[Raw records]

□ □ □ □ □ □ □

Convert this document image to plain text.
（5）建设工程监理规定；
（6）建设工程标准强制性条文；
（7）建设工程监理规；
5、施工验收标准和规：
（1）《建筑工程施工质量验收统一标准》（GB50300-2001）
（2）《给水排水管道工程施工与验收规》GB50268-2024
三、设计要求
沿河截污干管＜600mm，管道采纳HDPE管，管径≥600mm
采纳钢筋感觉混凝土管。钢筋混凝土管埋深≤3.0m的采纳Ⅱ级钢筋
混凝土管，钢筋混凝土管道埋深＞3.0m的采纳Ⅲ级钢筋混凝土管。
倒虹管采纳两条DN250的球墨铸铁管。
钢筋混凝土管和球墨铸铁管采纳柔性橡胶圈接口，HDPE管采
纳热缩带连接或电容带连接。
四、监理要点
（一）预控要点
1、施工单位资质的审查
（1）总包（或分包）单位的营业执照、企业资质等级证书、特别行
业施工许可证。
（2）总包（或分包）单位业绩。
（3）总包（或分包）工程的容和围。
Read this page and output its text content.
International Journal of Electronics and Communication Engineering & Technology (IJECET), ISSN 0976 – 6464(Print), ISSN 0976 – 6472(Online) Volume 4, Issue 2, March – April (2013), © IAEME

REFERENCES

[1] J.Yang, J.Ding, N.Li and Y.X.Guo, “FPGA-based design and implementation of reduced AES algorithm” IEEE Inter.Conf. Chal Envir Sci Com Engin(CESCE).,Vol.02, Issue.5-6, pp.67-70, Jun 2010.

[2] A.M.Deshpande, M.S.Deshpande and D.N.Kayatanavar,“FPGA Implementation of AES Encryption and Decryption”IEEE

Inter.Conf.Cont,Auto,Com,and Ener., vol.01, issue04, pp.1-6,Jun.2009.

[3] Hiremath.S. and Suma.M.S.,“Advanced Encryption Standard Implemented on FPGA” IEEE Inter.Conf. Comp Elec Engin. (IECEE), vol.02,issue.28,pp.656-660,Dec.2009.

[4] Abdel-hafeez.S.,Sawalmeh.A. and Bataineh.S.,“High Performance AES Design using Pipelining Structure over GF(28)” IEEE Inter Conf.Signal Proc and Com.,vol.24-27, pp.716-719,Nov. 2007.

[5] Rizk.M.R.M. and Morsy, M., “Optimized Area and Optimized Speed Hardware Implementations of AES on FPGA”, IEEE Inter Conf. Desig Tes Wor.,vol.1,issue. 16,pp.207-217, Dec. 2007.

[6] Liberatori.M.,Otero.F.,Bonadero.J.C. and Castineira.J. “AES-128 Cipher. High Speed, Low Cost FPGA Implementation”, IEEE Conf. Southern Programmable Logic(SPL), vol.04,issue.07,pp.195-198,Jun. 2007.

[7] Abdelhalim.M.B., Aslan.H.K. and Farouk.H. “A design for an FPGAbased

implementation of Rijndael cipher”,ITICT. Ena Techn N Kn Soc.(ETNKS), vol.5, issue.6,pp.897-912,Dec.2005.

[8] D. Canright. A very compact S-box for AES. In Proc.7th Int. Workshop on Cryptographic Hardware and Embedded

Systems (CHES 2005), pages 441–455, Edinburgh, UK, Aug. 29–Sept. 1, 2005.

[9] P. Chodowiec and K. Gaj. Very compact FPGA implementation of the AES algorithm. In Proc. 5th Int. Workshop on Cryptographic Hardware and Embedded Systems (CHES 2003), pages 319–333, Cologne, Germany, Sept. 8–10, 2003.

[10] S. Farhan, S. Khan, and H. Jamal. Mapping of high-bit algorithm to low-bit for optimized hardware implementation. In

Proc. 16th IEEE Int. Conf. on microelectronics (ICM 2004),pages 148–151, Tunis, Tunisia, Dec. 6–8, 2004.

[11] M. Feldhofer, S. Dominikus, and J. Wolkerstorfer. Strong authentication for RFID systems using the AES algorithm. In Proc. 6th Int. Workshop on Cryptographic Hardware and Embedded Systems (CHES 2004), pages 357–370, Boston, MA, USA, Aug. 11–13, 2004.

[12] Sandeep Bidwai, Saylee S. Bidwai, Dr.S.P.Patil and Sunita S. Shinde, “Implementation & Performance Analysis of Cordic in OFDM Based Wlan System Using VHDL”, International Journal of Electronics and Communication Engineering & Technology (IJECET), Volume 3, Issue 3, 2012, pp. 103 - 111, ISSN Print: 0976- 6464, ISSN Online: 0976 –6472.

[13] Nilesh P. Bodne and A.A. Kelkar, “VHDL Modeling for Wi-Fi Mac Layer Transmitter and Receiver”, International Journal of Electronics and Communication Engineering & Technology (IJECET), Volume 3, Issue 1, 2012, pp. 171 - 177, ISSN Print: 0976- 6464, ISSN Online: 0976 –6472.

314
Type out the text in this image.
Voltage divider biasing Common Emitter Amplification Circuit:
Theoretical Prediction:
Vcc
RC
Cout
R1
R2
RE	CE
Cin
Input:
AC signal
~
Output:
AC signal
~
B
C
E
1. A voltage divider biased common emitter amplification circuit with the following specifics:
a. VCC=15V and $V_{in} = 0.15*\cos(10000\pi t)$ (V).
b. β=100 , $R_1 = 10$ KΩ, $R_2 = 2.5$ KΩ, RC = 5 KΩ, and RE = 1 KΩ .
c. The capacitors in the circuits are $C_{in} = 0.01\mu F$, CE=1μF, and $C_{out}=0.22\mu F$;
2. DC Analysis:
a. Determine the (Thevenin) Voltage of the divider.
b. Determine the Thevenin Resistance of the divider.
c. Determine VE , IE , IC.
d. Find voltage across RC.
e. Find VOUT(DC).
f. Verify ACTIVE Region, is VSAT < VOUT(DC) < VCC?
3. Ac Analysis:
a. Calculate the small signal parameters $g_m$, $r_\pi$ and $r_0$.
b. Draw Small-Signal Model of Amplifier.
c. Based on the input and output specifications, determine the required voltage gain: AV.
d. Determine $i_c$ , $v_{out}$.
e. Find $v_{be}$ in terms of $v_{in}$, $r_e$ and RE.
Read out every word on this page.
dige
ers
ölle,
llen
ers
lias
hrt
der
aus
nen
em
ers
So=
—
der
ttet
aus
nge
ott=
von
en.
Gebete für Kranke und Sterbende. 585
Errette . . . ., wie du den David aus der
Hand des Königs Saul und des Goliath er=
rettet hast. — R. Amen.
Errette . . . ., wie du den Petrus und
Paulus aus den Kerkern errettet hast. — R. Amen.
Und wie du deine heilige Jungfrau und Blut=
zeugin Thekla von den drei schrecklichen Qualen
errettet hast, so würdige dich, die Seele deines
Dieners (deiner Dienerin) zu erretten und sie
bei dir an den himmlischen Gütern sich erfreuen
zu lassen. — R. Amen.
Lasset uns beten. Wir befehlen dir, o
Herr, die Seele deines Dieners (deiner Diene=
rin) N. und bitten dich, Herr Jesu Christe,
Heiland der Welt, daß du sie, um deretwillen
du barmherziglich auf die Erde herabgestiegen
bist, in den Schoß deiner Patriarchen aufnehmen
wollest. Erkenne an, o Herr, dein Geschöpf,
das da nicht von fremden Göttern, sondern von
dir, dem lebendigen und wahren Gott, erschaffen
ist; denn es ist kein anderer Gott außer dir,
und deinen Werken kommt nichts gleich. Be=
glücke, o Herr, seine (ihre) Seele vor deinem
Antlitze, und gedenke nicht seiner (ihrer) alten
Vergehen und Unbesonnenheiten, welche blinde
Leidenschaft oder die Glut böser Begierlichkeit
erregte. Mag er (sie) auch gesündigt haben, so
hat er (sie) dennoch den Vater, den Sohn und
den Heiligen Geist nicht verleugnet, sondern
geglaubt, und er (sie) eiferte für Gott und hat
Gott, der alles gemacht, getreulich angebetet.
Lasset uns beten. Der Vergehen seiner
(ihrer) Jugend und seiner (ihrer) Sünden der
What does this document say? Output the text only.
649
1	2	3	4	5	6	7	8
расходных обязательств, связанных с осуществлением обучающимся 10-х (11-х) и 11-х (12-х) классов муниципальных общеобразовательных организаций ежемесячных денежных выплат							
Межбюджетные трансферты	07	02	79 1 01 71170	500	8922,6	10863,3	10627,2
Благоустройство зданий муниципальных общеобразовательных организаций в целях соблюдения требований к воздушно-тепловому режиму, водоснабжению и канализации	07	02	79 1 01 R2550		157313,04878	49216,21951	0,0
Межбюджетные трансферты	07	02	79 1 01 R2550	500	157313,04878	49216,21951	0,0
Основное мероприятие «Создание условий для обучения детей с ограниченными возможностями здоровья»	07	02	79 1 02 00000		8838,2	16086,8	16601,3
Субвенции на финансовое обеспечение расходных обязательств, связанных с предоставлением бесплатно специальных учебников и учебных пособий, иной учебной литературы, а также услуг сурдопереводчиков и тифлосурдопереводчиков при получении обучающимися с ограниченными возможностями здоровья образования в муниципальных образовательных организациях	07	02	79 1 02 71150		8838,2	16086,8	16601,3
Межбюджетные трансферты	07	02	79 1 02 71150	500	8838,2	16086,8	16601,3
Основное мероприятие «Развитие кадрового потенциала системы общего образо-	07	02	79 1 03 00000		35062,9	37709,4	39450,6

□ □ □ □ □ □ □

**Your objective:** Take every line from the one containing "What does this" to the end of the listing and output it exactly, with nothing else.

**Correct response:**
What does this document say? Output the text only.
649
1	2	3	4	5	6	7	8
расходных обязательств, связанных с осуществлением обучающимся 10-х (11-х) и 11-х (12-х) классов муниципальных общеобразовательных организаций ежемесячных денежных выплат							
Межбюджетные трансферты	07	02	79 1 01 71170	500	8922,6	10863,3	10627,2
Благоустройство зданий муниципальных общеобразовательных организаций в целях соблюдения требований к воздушно-тепловому режиму, водоснабжению и канализации	07	02	79 1 01 R2550		157313,04878	49216,21951	0,0
Межбюджетные трансферты	07	02	79 1 01 R2550	500	157313,04878	49216,21951	0,0
Основное мероприятие «Создание условий для обучения детей с ограниченными возможностями здоровья»	07	02	79 1 02 00000		8838,2	16086,8	16601,3
Субвенции на финансовое обеспечение расходных обязательств, связанных с предоставлением бесплатно специальных учебников и учебных пособий, иной учебной литературы, а также услуг сурдопереводчиков и тифлосурдопереводчиков при получении обучающимися с ограниченными возможностями здоровья образования в муниципальных образовательных организациях	07	02	79 1 02 71150		8838,2	16086,8	16601,3
Межбюджетные трансферты	07	02	79 1 02 71150	500	8838,2	16086,8	16601,3
Основное мероприятие «Развитие кадрового потенциала системы общего образо-	07	02	79 1 03 00000		35062,9	37709,4	39450,6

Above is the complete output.